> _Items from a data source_
────────────────────

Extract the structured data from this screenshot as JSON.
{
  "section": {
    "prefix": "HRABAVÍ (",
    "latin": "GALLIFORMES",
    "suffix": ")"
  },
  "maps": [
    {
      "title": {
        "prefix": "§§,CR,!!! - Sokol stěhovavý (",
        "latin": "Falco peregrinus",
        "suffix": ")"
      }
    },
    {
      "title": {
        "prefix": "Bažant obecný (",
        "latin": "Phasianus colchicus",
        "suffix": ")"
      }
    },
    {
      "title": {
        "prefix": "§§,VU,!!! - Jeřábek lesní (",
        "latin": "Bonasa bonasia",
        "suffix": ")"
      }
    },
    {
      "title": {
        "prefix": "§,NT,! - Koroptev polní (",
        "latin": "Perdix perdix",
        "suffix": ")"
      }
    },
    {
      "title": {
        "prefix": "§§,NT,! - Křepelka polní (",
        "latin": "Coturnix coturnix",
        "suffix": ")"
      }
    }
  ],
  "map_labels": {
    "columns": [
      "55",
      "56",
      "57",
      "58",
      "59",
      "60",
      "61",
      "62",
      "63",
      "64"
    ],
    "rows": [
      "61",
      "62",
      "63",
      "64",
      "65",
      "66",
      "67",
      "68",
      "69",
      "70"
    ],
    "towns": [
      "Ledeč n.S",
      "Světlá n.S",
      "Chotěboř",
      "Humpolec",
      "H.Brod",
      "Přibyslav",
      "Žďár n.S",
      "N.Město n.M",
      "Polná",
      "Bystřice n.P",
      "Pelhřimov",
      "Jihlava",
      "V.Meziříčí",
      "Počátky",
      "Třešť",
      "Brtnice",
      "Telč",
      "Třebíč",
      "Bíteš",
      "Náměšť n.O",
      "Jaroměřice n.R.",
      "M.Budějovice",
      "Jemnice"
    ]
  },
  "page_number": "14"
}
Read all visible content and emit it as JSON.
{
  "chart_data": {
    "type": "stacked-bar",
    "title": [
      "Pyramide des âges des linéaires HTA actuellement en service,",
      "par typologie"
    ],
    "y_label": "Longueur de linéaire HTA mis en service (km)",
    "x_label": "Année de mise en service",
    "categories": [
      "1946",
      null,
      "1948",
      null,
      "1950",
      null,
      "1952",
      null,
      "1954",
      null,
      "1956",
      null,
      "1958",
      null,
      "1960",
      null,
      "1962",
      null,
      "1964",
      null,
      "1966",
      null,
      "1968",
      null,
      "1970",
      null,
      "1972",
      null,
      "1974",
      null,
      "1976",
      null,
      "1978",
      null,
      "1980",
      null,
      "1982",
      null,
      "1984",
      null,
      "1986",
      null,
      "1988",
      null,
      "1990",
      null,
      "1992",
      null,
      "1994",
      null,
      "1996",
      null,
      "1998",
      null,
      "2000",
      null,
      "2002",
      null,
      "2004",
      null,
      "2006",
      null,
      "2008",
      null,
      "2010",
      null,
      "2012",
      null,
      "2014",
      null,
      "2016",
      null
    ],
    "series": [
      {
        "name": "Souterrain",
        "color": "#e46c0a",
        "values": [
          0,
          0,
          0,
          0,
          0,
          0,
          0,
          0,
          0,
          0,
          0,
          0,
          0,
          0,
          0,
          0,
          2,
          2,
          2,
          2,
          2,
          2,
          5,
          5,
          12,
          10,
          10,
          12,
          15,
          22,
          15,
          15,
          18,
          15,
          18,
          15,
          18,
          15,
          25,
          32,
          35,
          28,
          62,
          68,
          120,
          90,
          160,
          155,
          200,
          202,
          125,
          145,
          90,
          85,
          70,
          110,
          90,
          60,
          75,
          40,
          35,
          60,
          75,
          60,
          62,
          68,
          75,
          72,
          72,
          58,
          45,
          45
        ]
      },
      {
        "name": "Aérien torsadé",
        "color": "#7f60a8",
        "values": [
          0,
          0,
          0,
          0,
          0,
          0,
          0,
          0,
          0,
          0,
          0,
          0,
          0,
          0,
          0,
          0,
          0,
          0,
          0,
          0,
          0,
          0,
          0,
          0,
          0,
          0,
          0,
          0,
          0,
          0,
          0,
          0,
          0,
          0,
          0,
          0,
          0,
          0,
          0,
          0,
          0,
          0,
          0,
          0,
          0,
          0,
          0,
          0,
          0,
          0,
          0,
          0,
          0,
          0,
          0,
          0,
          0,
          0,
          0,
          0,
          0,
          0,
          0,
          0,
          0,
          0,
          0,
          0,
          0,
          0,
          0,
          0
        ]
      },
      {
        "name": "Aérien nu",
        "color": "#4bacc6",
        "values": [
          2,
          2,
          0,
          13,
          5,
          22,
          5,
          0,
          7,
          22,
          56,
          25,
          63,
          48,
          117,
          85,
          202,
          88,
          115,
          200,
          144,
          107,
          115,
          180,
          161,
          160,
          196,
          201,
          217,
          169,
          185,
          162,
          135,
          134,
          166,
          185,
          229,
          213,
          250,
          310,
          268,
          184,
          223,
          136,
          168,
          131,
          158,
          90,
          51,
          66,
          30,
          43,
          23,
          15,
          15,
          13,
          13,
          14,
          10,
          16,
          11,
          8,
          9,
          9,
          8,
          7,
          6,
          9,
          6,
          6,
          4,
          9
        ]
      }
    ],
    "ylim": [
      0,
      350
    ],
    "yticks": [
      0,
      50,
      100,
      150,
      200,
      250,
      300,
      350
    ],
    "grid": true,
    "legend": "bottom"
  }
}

────────────────────

> _TASK GOAL_
From the listing above, extract every line exactly as it stands.

> _OUTPUT BELOW_
Extract the structured data from this screenshot as JSON.
{
  "section": {
    "prefix": "HRABAVÍ (",
    "latin": "GALLIFORMES",
    "suffix": ")"
  },
  "maps": [
    {
      "title": {
        "prefix": "§§,CR,!!! - Sokol stěhovavý (",
        "latin": "Falco peregrinus",
        "suffix": ")"
      }
    },
    {
      "title": {
        "prefix": "Bažant obecný (",
        "latin": "Phasianus colchicus",
        "suffix": ")"
      }
    },
    {
      "title": {
        "prefix": "§§,VU,!!! - Jeřábek lesní (",
        "latin": "Bonasa bonasia",
        "suffix": ")"
      }
    },
    {
      "title": {
        "prefix": "§,NT,! - Koroptev polní (",
        "latin": "Perdix perdix",
        "suffix": ")"
      }
    },
    {
      "title": {
        "prefix": "§§,NT,! - Křepelka polní (",
        "latin": "Coturnix coturnix",
        "suffix": ")"
      }
    }
  ],
  "map_labels": {
    "columns": [
      "55",
      "56",
      "57",
      "58",
      "59",
      "60",
      "61",
      "62",
      "63",
      "64"
    ],
    "rows": [
      "61",
      "62",
      "63",
      "64",
      "65",
      "66",
      "67",
      "68",
      "69",
      "70"
    ],
    "towns": [
      "Ledeč n.S",
      "Světlá n.S",
      "Chotěboř",
      "Humpolec",
      "H.Brod",
      "Přibyslav",
      "Žďár n.S",
      "N.Město n.M",
      "Polná",
      "Bystřice n.P",
      "Pelhřimov",
      "Jihlava",
      "V.Meziříčí",
      "Počátky",
      "Třešť",
      "Brtnice",
      "Telč",
      "Třebíč",
      "Bíteš",
      "Náměšť n.O",
      "Jaroměřice n.R.",
      "M.Budějovice",
      "Jemnice"
    ]
  },
  "page_number": "14"
}
Read all visible content and emit it as JSON.
{
  "chart_data": {
    "type": "stacked-bar",
    "title": [
      "Pyramide des âges des linéaires HTA actuellement en service,",
      "par typologie"
    ],
    "y_label": "Longueur de linéaire HTA mis en service (km)",
    "x_label": "Année de mise en service",
    "categories": [
      "1946",
      null,
      "1948",
      null,
      "1950",
      null,
      "1952",
      null,
      "1954",
      null,
      "1956",
      null,
      "1958",
      null,
      "1960",
      null,
      "1962",
      null,
      "1964",
      null,
      "1966",
      null,
      "1968",
      null,
      "1970",
      null,
      "1972",
      null,
      "1974",
      null,
      "1976",
      null,
      "1978",
      null,
      "1980",
      null,
      "1982",
      null,
      "1984",
      null,
      "1986",
      null,
      "1988",
      null,
      "1990",
      null,
      "1992",
      null,
      "1994",
      null,
      "1996",
      null,
      "1998",
      null,
      "2000",
      null,
      "2002",
      null,
      "2004",
      null,
      "2006",
      null,
      "2008",
      null,
      "2010",
      null,
      "2012",
      null,
      "2014",
      null,
      "2016",
      null
    ],
    "series": [
      {
        "name": "Souterrain",
        "color": "#e46c0a",
        "values": [
          0,
          0,
          0,
          0,
          0,
          0,
          0,
          0,
          0,
          0,
          0,
          0,
          0,
          0,
          0,
          0,
          2,
          2,
          2,
          2,
          2,
          2,
          5,
          5,
          12,
          10,
          10,
          12,
          15,
          22,
          15,
          15,
          18,
          15,
          18,
          15,
          18,
          15,
          25,
          32,
          35,
          28,
          62,
          68,
          120,
          90,
          160,
          155,
          200,
          202,
          125,
          145,
          90,
          85,
          70,
          110,
          90,
          60,
          75,
          40,
          35,
          60,
          75,
          60,
          62,
          68,
          75,
          72,
          72,
          58,
          45,
          45
        ]
      },
      {
        "name": "Aérien torsadé",
        "color": "#7f60a8",
        "values": [
          0,
          0,
          0,
          0,
          0,
          0,
          0,
          0,
          0,
          0,
          0,
          0,
          0,
          0,
          0,
          0,
          0,
          0,
          0,
          0,
          0,
          0,
          0,
          0,
          0,
          0,
          0,
          0,
          0,
          0,
          0,
          0,
          0,
          0,
          0,
          0,
          0,
          0,
          0,
          0,
          0,
          0,
          0,
          0,
          0,
          0,
          0,
          0,
          0,
          0,
          0,
          0,
          0,
          0,
          0,
          0,
          0,
          0,
          0,
          0,
          0,
          0,
          0,
          0,
          0,
          0,
          0,
          0,
          0,
          0,
          0,
          0
        ]
      },
      {
        "name": "Aérien nu",
        "color": "#4bacc6",
        "values": [
          2,
          2,
          0,
          13,
          5,
          22,
          5,
          0,
          7,
          22,
          56,
          25,
          63,
          48,
          117,
          85,
          202,
          88,
          115,
          200,
          144,
          107,
          115,
          180,
          161,
          160,
          196,
          201,
          217,
          169,
          185,
          162,
          135,
          134,
          166,
          185,
          229,
          213,
          250,
          310,
          268,
          184,
          223,
          136,
          168,
          131,
          158,
          90,
          51,
          66,
          30,
          43,
          23,
          15,
          15,
          13,
          13,
          14,
          10,
          16,
          11,
          8,
          9,
          9,
          8,
          7,
          6,
          9,
          6,
          6,
          4,
          9
        ]
      }
    ],
    "ylim": [
      0,
      350
    ],
    "yticks": [
      0,
      50,
      100,
      150,
      200,
      250,
      300,
      350
    ],
    "grid": true,
    "legend": "bottom"
  }
}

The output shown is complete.